WORK TO COMPLETE
Look through the records below and collect all lines that hold the string "JSON".

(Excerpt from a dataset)
+ + + + + + +

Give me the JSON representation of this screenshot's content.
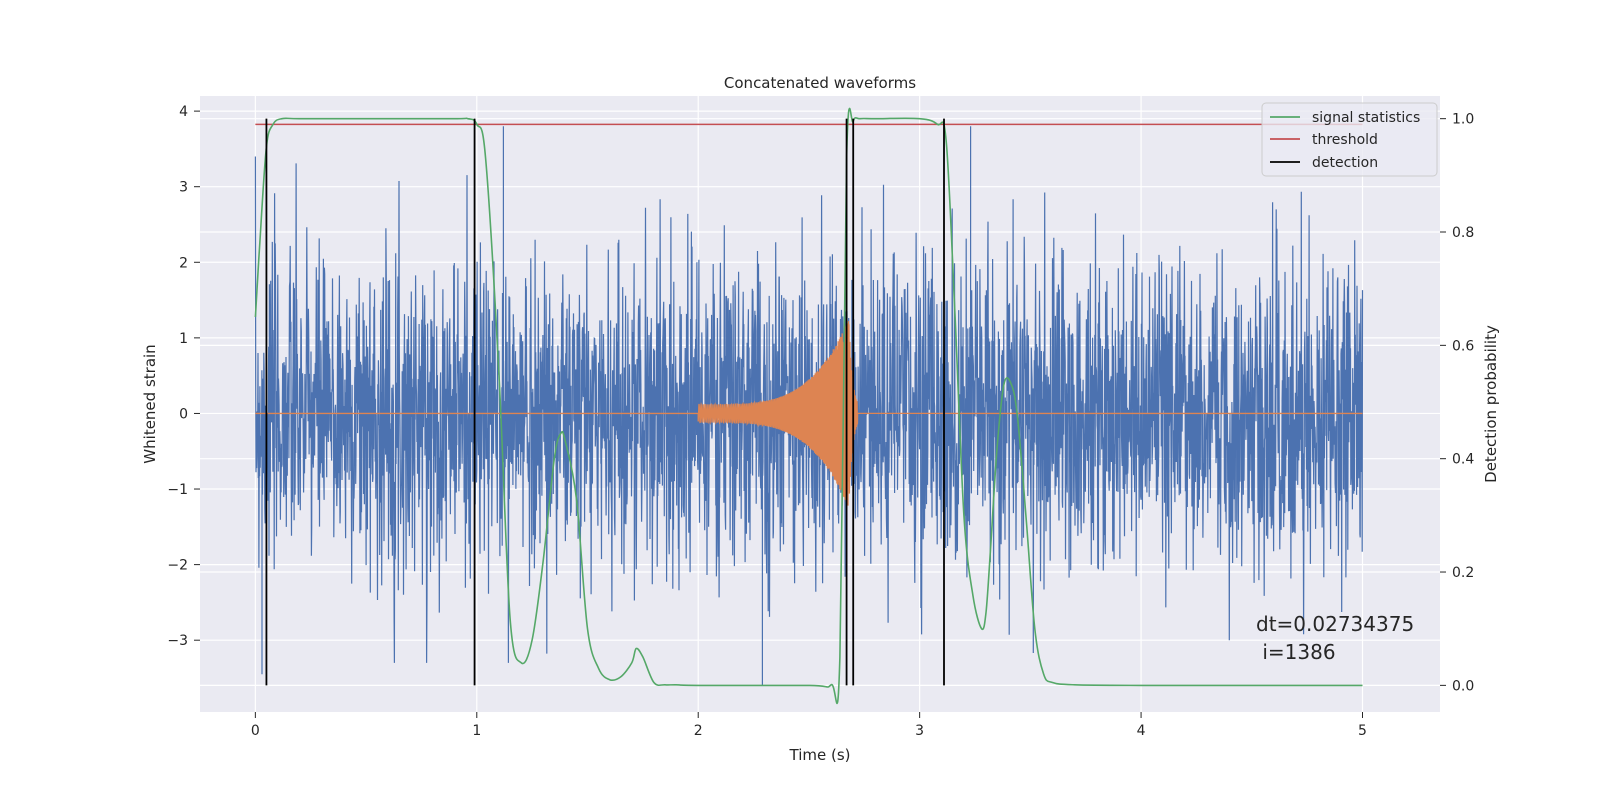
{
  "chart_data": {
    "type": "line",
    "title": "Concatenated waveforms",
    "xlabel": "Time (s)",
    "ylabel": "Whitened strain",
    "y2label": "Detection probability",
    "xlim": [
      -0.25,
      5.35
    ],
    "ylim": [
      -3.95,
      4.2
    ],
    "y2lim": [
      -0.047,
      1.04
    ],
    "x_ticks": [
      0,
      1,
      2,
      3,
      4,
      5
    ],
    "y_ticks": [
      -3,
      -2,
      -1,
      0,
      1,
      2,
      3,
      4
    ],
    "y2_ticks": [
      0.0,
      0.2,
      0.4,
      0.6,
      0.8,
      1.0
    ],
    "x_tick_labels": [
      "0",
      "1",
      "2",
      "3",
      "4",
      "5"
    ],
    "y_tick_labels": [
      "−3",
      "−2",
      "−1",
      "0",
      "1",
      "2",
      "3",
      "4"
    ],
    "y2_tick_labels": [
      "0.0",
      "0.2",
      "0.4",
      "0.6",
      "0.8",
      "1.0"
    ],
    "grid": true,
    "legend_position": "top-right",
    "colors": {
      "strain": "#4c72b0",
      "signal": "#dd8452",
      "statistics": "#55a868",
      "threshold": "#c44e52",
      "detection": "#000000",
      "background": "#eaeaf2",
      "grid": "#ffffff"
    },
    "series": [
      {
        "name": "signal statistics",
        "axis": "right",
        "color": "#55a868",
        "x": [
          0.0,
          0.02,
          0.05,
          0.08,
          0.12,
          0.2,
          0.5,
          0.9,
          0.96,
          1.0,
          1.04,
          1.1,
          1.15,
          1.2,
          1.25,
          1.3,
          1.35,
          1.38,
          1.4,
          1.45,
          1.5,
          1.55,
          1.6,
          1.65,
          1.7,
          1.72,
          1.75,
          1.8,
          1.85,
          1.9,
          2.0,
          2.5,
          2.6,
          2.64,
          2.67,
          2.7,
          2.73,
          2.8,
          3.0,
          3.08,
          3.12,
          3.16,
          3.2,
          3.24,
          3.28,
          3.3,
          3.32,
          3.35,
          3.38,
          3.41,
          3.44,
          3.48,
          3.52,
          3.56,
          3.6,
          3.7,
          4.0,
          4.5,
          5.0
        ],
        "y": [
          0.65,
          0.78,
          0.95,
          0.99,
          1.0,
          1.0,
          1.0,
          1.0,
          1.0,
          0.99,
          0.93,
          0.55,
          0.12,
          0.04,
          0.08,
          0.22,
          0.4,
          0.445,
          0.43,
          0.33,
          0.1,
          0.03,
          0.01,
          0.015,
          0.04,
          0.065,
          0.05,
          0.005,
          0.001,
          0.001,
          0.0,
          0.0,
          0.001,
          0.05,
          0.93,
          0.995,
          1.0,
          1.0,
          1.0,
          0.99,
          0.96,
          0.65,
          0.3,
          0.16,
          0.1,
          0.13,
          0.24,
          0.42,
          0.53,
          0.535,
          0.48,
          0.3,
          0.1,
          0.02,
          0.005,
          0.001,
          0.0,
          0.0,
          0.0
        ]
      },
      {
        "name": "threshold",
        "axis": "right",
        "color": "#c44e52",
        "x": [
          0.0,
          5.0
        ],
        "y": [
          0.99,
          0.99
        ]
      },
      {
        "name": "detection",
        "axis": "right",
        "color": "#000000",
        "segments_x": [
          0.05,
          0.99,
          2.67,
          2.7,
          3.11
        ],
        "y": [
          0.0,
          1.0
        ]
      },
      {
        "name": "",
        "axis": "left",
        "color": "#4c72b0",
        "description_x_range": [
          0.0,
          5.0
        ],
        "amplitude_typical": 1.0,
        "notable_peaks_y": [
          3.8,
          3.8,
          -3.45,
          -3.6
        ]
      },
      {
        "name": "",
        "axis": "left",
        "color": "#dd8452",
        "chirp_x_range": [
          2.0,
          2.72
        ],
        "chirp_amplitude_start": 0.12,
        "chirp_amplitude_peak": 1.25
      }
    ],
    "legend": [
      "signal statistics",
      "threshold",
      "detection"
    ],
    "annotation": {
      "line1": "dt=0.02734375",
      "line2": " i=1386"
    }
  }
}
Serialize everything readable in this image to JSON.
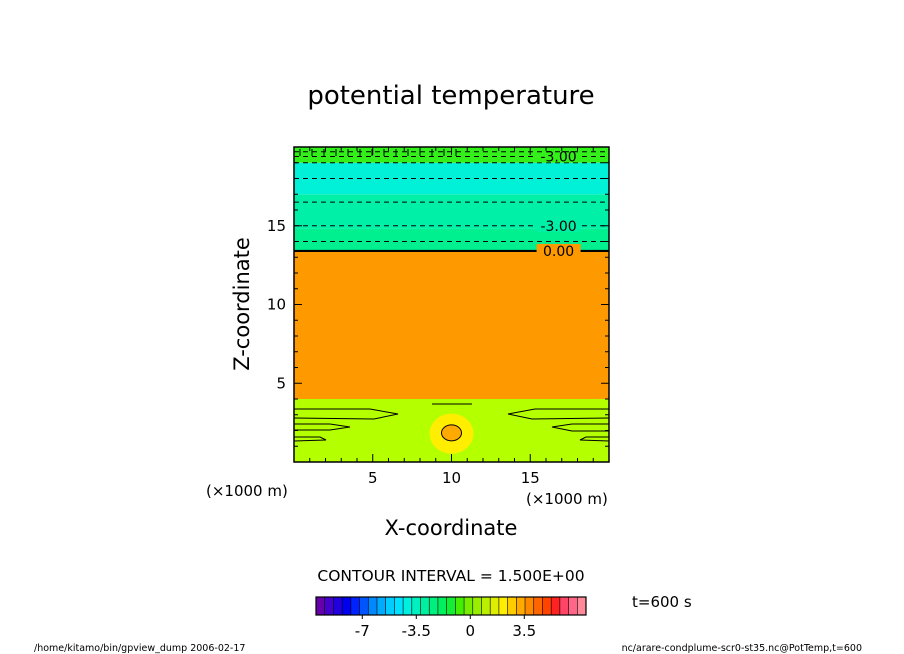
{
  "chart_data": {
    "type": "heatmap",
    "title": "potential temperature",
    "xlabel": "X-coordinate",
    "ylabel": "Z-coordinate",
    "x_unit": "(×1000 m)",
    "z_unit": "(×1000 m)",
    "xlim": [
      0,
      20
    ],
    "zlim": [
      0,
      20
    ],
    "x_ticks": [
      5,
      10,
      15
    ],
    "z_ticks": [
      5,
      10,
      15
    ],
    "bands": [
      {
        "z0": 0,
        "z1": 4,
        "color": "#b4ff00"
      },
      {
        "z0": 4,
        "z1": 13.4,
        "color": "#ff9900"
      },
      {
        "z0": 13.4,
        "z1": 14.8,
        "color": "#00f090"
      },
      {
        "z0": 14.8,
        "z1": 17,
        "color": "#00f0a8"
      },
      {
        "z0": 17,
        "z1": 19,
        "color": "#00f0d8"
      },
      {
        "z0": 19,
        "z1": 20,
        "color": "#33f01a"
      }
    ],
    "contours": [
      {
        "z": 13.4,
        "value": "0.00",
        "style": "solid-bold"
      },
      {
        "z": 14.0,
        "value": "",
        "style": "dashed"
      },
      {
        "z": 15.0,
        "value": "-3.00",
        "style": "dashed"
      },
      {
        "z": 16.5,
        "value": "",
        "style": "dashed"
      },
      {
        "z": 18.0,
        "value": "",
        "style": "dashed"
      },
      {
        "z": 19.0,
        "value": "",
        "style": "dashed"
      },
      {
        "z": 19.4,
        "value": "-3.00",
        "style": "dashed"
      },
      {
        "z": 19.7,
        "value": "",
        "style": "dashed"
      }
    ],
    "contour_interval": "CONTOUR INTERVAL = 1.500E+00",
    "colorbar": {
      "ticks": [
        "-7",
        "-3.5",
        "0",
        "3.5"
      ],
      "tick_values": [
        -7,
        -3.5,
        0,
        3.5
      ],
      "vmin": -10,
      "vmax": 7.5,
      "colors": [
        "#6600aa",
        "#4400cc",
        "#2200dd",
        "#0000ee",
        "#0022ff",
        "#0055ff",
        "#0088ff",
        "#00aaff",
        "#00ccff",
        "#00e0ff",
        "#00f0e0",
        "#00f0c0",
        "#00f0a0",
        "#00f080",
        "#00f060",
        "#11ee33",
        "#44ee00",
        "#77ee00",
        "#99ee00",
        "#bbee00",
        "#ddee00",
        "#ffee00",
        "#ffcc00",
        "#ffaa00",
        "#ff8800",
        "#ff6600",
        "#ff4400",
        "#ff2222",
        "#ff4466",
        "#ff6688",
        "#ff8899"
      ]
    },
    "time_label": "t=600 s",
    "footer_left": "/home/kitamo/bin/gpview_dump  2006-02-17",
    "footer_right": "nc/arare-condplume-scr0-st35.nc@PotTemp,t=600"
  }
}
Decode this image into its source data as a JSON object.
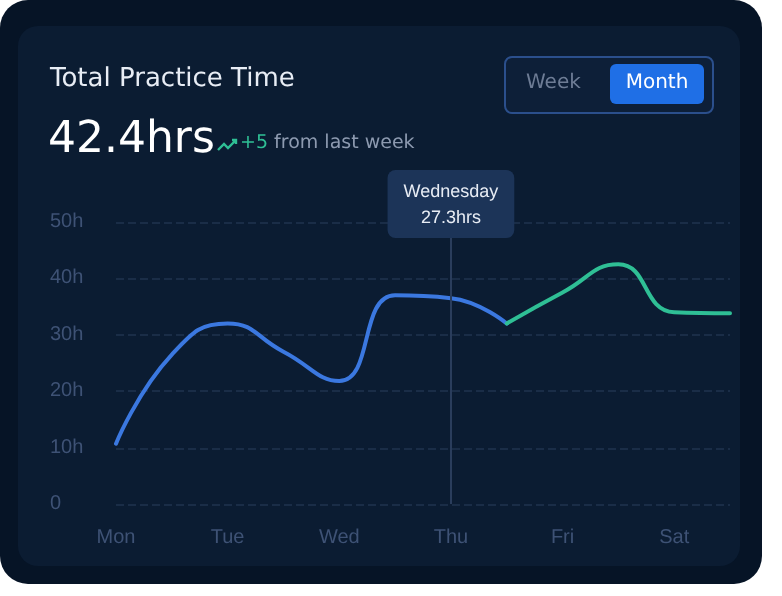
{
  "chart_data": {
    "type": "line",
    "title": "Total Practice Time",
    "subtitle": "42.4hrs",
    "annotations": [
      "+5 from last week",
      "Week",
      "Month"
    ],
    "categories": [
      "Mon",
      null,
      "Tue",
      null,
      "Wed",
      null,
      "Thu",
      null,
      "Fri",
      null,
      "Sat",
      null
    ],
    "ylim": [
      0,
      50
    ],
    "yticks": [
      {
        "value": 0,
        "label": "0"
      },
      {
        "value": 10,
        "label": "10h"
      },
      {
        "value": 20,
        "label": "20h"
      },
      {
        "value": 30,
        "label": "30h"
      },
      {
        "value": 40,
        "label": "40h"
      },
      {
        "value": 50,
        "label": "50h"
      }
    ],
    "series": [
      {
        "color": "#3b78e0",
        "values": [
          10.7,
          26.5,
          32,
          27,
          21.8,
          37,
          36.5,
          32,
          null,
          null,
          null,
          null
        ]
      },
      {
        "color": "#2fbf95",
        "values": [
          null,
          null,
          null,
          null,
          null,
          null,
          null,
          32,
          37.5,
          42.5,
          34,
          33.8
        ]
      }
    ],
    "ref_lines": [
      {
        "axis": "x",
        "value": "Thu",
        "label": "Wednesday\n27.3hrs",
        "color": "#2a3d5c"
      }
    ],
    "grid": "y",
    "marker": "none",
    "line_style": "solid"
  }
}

+ + + + + + +

SOLUTION FOR THIS PROBLEM
Give me the JSON representation of this screenshot's content.
Serialize everything readable in this image to JSON.
Decode this image into its source data as a JSON object.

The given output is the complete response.